_DIRECTION_. Read the records and gather each line that includes "бита".

_STORED DATA_.

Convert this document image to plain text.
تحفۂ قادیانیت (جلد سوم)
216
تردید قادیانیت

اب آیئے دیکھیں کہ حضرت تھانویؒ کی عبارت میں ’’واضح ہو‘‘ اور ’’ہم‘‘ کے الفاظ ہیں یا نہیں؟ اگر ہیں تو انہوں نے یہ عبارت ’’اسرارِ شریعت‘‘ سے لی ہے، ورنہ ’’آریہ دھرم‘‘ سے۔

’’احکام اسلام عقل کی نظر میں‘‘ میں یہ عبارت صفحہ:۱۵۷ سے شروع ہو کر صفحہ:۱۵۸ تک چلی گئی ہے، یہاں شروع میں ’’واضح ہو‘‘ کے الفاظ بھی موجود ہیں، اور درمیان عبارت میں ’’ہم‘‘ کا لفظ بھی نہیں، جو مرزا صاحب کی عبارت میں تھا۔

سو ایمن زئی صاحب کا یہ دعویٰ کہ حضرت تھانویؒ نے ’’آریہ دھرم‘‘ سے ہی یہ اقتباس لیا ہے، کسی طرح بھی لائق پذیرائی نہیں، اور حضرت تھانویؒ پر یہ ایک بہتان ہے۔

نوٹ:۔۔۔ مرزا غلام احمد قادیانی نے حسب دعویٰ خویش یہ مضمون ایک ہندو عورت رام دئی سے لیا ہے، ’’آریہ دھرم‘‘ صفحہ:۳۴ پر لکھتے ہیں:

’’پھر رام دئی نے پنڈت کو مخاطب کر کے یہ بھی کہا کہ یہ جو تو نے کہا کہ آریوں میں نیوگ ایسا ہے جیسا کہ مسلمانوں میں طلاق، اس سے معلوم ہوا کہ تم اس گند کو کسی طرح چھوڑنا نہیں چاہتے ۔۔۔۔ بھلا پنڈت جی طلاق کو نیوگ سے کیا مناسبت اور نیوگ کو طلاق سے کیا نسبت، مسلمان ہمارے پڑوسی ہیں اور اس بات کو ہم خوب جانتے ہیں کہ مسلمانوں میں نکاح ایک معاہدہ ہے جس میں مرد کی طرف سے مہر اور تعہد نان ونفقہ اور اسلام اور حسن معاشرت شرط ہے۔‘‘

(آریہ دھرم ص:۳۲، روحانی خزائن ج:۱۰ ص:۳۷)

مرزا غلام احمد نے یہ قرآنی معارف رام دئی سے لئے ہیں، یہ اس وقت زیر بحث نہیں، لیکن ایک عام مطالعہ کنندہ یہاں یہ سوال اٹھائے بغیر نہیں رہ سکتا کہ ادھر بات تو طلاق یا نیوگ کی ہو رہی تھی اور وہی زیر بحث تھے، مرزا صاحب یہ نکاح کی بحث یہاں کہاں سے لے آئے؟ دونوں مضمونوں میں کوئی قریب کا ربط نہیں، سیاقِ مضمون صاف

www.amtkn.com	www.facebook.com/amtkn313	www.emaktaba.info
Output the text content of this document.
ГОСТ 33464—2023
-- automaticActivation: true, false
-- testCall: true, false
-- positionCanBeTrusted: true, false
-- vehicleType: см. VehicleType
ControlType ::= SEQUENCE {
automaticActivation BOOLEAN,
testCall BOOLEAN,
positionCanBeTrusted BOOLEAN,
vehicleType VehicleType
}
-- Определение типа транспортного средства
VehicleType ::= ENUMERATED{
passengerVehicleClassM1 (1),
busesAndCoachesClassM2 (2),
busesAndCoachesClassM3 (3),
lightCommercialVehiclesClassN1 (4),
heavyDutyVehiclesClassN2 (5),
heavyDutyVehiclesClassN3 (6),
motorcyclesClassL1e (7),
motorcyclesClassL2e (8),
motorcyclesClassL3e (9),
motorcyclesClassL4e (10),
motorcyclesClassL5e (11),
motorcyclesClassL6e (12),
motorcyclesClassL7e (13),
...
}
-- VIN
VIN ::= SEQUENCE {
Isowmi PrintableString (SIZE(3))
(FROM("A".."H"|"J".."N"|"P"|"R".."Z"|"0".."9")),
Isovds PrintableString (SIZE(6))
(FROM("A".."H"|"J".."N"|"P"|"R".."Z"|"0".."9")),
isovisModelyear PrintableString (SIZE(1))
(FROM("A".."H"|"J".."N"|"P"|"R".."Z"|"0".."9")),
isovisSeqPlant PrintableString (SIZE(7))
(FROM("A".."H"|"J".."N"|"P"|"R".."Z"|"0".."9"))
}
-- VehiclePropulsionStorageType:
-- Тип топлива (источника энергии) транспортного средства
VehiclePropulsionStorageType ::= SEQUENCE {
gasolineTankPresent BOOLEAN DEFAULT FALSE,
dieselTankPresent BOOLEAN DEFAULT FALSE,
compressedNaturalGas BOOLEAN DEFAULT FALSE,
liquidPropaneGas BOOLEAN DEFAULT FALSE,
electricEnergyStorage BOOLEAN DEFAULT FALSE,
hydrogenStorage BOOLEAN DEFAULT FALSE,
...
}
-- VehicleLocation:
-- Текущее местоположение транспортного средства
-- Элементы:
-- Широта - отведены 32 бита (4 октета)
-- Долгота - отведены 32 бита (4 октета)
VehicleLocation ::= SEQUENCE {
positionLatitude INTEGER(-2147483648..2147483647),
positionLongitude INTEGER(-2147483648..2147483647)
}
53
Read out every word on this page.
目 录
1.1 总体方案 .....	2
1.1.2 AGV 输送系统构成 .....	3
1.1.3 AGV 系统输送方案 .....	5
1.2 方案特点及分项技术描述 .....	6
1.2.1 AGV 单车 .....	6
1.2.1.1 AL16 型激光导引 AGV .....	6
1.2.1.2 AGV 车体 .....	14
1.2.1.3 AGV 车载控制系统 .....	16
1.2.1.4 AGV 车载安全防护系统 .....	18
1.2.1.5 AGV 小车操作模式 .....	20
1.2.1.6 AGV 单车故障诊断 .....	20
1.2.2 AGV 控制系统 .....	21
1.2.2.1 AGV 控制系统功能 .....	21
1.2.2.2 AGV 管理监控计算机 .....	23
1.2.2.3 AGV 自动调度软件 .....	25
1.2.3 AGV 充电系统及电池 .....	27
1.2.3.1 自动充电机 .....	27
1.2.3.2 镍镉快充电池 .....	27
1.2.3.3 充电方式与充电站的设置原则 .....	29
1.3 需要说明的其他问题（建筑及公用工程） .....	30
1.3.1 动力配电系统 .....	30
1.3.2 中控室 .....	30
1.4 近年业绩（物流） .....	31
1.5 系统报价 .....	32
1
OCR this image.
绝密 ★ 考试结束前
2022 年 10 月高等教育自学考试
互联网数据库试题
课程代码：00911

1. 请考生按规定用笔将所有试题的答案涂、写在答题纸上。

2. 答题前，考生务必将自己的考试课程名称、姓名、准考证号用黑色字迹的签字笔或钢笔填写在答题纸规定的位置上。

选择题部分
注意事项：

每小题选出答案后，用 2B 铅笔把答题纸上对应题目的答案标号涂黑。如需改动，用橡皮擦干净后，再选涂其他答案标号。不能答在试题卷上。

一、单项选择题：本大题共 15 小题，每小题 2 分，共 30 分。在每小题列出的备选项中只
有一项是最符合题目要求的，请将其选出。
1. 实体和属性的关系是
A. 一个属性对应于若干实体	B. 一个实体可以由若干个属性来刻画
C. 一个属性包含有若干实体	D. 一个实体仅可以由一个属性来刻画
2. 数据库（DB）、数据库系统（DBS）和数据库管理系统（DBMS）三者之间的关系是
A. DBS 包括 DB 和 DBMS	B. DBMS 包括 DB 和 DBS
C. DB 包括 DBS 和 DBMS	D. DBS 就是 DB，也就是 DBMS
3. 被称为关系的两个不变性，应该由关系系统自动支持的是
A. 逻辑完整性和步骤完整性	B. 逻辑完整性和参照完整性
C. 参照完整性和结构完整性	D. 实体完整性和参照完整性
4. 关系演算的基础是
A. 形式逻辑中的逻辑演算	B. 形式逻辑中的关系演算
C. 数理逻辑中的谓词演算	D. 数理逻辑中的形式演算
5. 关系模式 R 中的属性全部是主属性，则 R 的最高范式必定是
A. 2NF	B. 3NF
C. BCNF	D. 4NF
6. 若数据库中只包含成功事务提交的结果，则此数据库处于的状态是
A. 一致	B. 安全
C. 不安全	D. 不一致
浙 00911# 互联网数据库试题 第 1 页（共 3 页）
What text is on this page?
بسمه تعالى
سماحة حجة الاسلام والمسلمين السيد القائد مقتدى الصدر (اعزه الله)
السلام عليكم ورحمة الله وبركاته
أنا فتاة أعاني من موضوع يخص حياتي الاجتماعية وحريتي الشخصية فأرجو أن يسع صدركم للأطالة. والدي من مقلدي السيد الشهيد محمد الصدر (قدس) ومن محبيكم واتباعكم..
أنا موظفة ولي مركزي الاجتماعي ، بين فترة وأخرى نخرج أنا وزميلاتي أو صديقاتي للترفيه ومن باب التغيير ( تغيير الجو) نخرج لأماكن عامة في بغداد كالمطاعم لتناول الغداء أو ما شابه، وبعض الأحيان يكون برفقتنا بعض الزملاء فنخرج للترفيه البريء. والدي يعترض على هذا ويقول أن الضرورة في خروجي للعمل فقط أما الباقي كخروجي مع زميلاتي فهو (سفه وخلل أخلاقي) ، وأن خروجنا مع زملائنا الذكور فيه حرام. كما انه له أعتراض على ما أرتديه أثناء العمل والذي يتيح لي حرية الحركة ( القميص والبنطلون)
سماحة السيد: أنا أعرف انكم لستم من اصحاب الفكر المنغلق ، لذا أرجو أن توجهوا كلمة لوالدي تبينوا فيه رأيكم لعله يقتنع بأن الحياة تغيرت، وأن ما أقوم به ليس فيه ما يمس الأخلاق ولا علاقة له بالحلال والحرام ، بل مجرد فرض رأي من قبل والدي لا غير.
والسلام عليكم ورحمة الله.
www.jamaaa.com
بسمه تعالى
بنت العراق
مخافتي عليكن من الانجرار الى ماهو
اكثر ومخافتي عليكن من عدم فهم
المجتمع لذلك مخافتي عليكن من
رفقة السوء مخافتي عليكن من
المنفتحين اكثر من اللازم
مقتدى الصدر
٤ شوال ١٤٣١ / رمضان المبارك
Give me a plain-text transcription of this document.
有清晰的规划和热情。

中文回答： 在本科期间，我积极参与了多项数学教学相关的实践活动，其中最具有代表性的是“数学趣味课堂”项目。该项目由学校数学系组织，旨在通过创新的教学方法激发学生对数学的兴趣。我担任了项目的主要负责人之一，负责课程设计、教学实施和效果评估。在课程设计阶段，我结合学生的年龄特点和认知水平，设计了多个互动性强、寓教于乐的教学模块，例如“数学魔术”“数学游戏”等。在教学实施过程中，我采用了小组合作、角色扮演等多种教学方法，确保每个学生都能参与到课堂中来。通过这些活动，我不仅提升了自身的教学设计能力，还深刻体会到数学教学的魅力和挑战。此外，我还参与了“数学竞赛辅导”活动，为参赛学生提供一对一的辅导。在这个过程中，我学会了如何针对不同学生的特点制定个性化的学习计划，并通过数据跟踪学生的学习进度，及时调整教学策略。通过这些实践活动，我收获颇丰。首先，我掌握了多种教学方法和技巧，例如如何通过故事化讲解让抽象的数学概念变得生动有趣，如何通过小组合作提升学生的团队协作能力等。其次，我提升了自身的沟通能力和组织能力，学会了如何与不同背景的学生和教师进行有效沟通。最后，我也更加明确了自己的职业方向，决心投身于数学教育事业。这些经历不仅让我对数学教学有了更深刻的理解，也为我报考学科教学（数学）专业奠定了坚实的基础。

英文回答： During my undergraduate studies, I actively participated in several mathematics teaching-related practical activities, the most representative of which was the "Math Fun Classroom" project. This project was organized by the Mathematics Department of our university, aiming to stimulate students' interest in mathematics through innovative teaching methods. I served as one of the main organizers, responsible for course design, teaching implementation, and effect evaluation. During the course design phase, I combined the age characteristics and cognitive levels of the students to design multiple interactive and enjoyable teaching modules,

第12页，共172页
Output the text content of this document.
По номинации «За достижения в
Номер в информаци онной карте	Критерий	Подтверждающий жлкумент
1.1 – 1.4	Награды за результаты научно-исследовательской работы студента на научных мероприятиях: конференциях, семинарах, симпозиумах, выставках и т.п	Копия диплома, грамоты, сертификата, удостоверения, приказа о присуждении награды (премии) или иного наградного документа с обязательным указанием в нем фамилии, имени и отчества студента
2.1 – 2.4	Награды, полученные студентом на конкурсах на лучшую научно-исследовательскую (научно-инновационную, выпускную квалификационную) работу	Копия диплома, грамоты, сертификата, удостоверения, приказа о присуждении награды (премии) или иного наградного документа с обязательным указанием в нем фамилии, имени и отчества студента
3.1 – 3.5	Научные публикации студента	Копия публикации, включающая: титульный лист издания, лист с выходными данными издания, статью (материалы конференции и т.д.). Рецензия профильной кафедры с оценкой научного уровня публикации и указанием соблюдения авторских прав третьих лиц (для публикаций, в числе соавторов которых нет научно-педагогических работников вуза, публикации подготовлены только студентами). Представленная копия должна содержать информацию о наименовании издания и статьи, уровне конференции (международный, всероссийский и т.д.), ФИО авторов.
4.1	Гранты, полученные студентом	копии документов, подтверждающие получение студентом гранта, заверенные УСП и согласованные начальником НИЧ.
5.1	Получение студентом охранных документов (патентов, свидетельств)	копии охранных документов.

_COMPLETE OUTPUT_.
-- Широта - отведены 32 бита (4 октета)
-- Долгота - отведены 32 бита (4 октета)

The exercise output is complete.